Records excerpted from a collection

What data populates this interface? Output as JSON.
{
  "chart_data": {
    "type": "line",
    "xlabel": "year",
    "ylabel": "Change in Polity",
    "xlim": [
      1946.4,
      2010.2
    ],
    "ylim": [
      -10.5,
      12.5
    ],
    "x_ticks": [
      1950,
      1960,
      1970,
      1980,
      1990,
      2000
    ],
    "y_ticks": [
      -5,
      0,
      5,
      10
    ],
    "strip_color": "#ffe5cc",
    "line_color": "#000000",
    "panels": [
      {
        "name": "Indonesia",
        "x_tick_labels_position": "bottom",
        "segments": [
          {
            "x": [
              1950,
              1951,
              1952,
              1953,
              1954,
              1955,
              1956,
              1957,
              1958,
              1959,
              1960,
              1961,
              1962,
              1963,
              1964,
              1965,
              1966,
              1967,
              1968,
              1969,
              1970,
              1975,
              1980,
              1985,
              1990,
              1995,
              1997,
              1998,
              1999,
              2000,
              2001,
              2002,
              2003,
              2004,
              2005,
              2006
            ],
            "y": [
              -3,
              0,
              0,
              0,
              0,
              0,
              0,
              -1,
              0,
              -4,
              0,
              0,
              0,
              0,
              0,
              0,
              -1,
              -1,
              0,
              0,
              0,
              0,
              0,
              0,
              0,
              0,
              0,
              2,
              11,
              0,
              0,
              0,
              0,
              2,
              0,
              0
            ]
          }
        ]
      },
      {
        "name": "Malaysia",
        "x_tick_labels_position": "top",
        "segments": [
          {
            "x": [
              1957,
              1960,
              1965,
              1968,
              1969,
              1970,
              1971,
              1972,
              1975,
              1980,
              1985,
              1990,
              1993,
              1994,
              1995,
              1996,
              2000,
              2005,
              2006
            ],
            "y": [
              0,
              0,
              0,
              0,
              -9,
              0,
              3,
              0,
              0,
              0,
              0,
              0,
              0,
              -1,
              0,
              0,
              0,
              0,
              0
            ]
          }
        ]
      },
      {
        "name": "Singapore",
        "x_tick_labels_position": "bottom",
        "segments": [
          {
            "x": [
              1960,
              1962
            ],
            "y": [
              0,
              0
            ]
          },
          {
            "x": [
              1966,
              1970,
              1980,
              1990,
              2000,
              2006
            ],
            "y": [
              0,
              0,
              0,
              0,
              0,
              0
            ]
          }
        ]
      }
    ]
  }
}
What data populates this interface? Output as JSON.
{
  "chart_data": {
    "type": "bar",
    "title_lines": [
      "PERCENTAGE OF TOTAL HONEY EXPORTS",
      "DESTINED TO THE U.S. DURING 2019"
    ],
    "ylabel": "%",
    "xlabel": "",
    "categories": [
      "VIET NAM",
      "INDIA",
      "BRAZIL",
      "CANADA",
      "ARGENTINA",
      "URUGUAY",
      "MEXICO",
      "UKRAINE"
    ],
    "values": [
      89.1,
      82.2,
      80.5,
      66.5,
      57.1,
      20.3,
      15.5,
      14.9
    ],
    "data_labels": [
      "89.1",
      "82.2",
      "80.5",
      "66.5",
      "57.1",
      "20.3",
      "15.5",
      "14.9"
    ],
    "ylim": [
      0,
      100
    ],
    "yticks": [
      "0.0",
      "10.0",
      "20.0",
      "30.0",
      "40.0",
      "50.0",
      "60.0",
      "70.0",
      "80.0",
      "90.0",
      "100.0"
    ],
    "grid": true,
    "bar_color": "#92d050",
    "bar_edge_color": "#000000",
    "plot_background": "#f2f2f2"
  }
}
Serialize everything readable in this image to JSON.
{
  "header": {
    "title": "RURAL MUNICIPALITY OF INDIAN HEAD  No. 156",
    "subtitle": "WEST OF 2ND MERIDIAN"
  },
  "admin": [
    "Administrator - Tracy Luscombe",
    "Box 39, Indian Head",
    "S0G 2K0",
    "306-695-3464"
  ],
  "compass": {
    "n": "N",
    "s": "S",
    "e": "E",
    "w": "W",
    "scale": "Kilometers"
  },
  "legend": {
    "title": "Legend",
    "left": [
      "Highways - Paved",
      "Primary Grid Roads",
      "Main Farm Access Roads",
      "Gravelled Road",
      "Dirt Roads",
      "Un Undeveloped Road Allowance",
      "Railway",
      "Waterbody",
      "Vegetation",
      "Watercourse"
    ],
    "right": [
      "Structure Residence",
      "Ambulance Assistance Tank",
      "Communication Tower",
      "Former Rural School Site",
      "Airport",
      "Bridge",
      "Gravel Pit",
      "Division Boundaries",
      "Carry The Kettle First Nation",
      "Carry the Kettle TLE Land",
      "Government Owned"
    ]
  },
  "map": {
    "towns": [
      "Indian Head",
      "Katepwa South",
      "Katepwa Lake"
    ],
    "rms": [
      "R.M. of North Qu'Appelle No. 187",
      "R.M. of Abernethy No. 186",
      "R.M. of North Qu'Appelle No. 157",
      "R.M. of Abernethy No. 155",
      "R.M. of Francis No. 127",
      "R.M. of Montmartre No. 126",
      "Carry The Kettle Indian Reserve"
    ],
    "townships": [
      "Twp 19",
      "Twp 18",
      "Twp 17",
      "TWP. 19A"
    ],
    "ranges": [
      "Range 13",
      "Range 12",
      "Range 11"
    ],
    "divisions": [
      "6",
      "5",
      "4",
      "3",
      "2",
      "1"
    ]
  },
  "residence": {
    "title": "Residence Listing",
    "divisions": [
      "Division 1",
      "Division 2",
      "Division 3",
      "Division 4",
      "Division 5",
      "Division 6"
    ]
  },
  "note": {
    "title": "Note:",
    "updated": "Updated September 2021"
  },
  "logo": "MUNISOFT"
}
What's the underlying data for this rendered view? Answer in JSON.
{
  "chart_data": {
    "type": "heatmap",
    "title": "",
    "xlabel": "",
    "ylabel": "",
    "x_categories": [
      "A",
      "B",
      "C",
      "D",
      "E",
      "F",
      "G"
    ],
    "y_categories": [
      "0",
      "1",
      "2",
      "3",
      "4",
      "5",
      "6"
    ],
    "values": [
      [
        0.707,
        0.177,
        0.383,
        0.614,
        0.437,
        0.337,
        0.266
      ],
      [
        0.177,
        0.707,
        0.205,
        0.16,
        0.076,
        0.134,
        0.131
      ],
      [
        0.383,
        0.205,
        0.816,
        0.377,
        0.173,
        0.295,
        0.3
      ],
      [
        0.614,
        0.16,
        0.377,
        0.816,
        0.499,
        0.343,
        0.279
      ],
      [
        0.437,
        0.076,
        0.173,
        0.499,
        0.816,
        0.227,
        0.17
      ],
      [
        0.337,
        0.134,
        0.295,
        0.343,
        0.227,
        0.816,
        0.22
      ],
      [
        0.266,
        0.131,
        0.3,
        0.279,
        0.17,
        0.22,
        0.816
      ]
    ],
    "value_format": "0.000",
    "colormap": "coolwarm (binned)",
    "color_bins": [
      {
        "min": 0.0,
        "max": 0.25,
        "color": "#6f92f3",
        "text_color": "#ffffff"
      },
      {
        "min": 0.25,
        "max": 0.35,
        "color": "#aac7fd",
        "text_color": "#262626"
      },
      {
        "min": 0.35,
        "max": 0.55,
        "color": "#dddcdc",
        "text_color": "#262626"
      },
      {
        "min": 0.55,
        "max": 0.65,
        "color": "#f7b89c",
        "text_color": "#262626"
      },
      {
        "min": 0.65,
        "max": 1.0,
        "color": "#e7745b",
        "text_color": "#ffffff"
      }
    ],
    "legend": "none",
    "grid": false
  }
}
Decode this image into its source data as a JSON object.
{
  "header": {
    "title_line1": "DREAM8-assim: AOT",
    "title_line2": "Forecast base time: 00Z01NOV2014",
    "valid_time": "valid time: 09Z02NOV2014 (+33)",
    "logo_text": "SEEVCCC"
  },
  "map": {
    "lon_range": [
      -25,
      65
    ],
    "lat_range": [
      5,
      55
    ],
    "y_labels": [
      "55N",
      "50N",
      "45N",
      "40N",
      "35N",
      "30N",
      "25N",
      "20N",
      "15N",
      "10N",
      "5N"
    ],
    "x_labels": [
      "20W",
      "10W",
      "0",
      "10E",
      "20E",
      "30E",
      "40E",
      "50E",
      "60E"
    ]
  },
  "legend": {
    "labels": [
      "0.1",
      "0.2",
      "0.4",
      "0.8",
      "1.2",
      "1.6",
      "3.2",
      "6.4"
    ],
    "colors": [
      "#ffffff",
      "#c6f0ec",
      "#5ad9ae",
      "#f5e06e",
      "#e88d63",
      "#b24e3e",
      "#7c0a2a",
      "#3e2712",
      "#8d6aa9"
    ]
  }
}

Task objective> Search the entries for the word "name" and gather every line where it appears.

Complete response>
        "name": "Indonesia",
        "name": "Malaysia",
        "name": "Singapore",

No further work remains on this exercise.